The request:
Copy every one of the following rows verbatim, keeping each character, space and line break as it is.

Entries shown:

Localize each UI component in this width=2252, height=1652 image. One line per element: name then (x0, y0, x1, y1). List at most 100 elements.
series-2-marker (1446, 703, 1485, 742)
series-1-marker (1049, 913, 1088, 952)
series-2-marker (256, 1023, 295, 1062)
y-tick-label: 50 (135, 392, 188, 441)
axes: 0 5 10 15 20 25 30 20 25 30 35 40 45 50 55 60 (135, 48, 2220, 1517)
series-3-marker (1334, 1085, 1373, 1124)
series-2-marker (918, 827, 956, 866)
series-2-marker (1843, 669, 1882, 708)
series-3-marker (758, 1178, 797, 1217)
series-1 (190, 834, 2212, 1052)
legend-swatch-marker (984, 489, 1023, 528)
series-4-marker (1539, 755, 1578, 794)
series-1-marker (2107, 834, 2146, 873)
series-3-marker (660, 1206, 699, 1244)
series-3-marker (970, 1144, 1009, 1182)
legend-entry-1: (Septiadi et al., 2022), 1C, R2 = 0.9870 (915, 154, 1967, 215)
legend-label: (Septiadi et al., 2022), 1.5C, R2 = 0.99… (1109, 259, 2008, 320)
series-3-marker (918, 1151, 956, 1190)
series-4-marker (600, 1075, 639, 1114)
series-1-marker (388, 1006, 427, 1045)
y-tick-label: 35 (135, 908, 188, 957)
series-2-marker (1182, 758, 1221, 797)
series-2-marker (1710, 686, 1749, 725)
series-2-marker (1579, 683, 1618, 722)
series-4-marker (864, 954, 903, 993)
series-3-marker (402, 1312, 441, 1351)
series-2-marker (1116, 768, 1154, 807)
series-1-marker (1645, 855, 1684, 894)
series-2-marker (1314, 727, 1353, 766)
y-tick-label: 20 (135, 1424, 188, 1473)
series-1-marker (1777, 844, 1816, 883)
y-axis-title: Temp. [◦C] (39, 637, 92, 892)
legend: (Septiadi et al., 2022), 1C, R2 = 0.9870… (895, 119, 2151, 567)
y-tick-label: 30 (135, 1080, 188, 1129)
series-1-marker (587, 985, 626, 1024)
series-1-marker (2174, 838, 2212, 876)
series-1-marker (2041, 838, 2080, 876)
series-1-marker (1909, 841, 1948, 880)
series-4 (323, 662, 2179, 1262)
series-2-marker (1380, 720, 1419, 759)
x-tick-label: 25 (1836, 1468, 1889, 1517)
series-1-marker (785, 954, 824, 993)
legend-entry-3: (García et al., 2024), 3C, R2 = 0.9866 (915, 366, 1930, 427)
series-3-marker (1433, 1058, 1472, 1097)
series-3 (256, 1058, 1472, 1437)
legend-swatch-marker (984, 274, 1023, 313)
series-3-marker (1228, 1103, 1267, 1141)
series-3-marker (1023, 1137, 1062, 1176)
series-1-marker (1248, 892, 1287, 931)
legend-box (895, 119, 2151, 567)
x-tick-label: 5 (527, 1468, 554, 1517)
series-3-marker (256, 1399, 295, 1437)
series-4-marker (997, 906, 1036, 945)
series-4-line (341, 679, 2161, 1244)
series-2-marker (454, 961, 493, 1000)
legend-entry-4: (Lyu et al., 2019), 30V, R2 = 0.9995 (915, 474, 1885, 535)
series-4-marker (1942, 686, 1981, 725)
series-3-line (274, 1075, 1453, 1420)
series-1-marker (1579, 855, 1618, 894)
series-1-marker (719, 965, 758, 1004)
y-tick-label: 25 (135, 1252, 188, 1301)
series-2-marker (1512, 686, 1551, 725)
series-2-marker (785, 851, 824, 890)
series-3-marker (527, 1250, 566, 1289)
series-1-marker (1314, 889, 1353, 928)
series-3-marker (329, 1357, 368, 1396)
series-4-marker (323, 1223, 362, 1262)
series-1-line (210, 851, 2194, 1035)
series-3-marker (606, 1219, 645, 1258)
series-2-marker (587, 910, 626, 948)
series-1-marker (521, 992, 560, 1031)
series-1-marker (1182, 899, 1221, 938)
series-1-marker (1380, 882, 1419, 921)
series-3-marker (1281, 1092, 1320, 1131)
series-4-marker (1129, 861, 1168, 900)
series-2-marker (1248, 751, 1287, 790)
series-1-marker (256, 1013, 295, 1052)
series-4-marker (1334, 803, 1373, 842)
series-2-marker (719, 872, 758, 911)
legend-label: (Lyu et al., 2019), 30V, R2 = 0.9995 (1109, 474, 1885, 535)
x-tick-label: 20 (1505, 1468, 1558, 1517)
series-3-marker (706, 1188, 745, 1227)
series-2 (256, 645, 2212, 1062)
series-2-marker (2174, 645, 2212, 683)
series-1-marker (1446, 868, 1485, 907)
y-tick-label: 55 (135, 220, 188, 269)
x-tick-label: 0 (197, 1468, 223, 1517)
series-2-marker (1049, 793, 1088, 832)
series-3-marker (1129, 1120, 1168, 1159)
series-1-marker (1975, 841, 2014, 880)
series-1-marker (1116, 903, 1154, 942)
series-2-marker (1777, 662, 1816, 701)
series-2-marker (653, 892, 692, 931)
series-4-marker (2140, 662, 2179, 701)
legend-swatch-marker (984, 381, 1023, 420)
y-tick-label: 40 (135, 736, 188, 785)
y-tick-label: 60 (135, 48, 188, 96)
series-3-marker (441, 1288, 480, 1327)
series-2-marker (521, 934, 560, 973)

Expected answer:
Localize each UI component in this width=2252, height=1652 image. One line per element: name then (x0, y0, x1, y1). List at most 100 elements.
series-2-marker (1446, 703, 1485, 742)
series-1-marker (1049, 913, 1088, 952)
series-2-marker (256, 1023, 295, 1062)
y-tick-label: 50 (135, 392, 188, 441)
axes: 0 5 10 15 20 25 30 20 25 30 35 40 45 50 55 60 (135, 48, 2220, 1517)
series-3-marker (1334, 1085, 1373, 1124)
series-2-marker (918, 827, 956, 866)
series-2-marker (1843, 669, 1882, 708)
series-3-marker (758, 1178, 797, 1217)
series-1 (190, 834, 2212, 1052)
legend-swatch-marker (984, 489, 1023, 528)
series-4-marker (1539, 755, 1578, 794)
series-1-marker (2107, 834, 2146, 873)
series-3-marker (660, 1206, 699, 1244)
series-3-marker (970, 1144, 1009, 1182)
legend-entry-1: (Septiadi et al., 2022), 1C, R2 = 0.9870 (915, 154, 1967, 215)
legend-label: (Septiadi et al., 2022), 1.5C, R2 = 0.99… (1109, 259, 2008, 320)
series-3-marker (918, 1151, 956, 1190)
series-4-marker (600, 1075, 639, 1114)
series-1-marker (388, 1006, 427, 1045)
y-tick-label: 35 (135, 908, 188, 957)
series-2-marker (1182, 758, 1221, 797)
series-2-marker (1710, 686, 1749, 725)
series-2-marker (1579, 683, 1618, 722)
series-4-marker (864, 954, 903, 993)
series-3-marker (402, 1312, 441, 1351)
series-2-marker (1116, 768, 1154, 807)
series-1-marker (1645, 855, 1684, 894)
series-2-marker (1314, 727, 1353, 766)
y-tick-label: 20 (135, 1424, 188, 1473)
series-1-marker (1777, 844, 1816, 883)
y-axis-title: Temp. [◦C] (39, 637, 92, 892)
legend: (Septiadi et al., 2022), 1C, R2 = 0.9870… (895, 119, 2151, 567)
y-tick-label: 30 (135, 1080, 188, 1129)
series-1-marker (587, 985, 626, 1024)
series-1-marker (2174, 838, 2212, 876)
series-1-marker (2041, 838, 2080, 876)
series-1-marker (1909, 841, 1948, 880)
series-4 (323, 662, 2179, 1262)
series-2-marker (1380, 720, 1419, 759)
x-tick-label: 25 (1836, 1468, 1889, 1517)
series-1-marker (785, 954, 824, 993)
legend-entry-3: (García et al., 2024), 3C, R2 = 0.9866 (915, 366, 1930, 427)
series-3-marker (1433, 1058, 1472, 1097)
series-3 (256, 1058, 1472, 1437)
legend-swatch-marker (984, 274, 1023, 313)
series-3-marker (1228, 1103, 1267, 1141)
series-3-marker (1023, 1137, 1062, 1176)
series-1-marker (1248, 892, 1287, 931)
legend-box (895, 119, 2151, 567)
x-tick-label: 5 (527, 1468, 554, 1517)
series-3-marker (256, 1399, 295, 1437)
series-4-marker (997, 906, 1036, 945)
series-4-line (341, 679, 2161, 1244)
series-2-marker (454, 961, 493, 1000)
legend-entry-4: (Lyu et al., 2019), 30V, R2 = 0.9995 (915, 474, 1885, 535)
series-4-marker (1942, 686, 1981, 725)
series-3-line (274, 1075, 1453, 1420)
series-1-marker (1579, 855, 1618, 894)
series-1-marker (719, 965, 758, 1004)
y-tick-label: 25 (135, 1252, 188, 1301)
series-2-marker (1512, 686, 1551, 725)
series-2-marker (785, 851, 824, 890)
series-3-marker (527, 1250, 566, 1289)
series-1-marker (1314, 889, 1353, 928)
series-3-marker (329, 1357, 368, 1396)
series-4-marker (323, 1223, 362, 1262)
series-1-line (210, 851, 2194, 1035)
series-3-marker (606, 1219, 645, 1258)
series-2-marker (587, 910, 626, 948)
series-1-marker (521, 992, 560, 1031)
series-1-marker (1182, 899, 1221, 938)
series-1-marker (1380, 882, 1419, 921)
series-3-marker (1281, 1092, 1320, 1131)
series-4-marker (1129, 861, 1168, 900)
series-2-marker (1248, 751, 1287, 790)
series-1-marker (256, 1013, 295, 1052)
series-4-marker (1334, 803, 1373, 842)
series-2-marker (719, 872, 758, 911)
legend-label: (Lyu et al., 2019), 30V, R2 = 0.9995 (1109, 474, 1885, 535)
x-tick-label: 20 (1505, 1468, 1558, 1517)
series-3-marker (706, 1188, 745, 1227)
series-2 (256, 645, 2212, 1062)
series-2-marker (2174, 645, 2212, 683)
series-1-marker (1446, 868, 1485, 907)
y-tick-label: 55 (135, 220, 188, 269)
x-tick-label: 0 (197, 1468, 223, 1517)
series-2-marker (1049, 793, 1088, 832)
series-3-marker (1129, 1120, 1168, 1159)
series-1-marker (1975, 841, 2014, 880)
series-1-marker (1116, 903, 1154, 942)
series-2-marker (1777, 662, 1816, 701)
series-2-marker (653, 892, 692, 931)
series-4-marker (2140, 662, 2179, 701)
legend-swatch-marker (984, 381, 1023, 420)
y-tick-label: 40 (135, 736, 188, 785)
y-tick-label: 60 (135, 48, 188, 96)
series-3-marker (441, 1288, 480, 1327)
series-2-marker (521, 934, 560, 973)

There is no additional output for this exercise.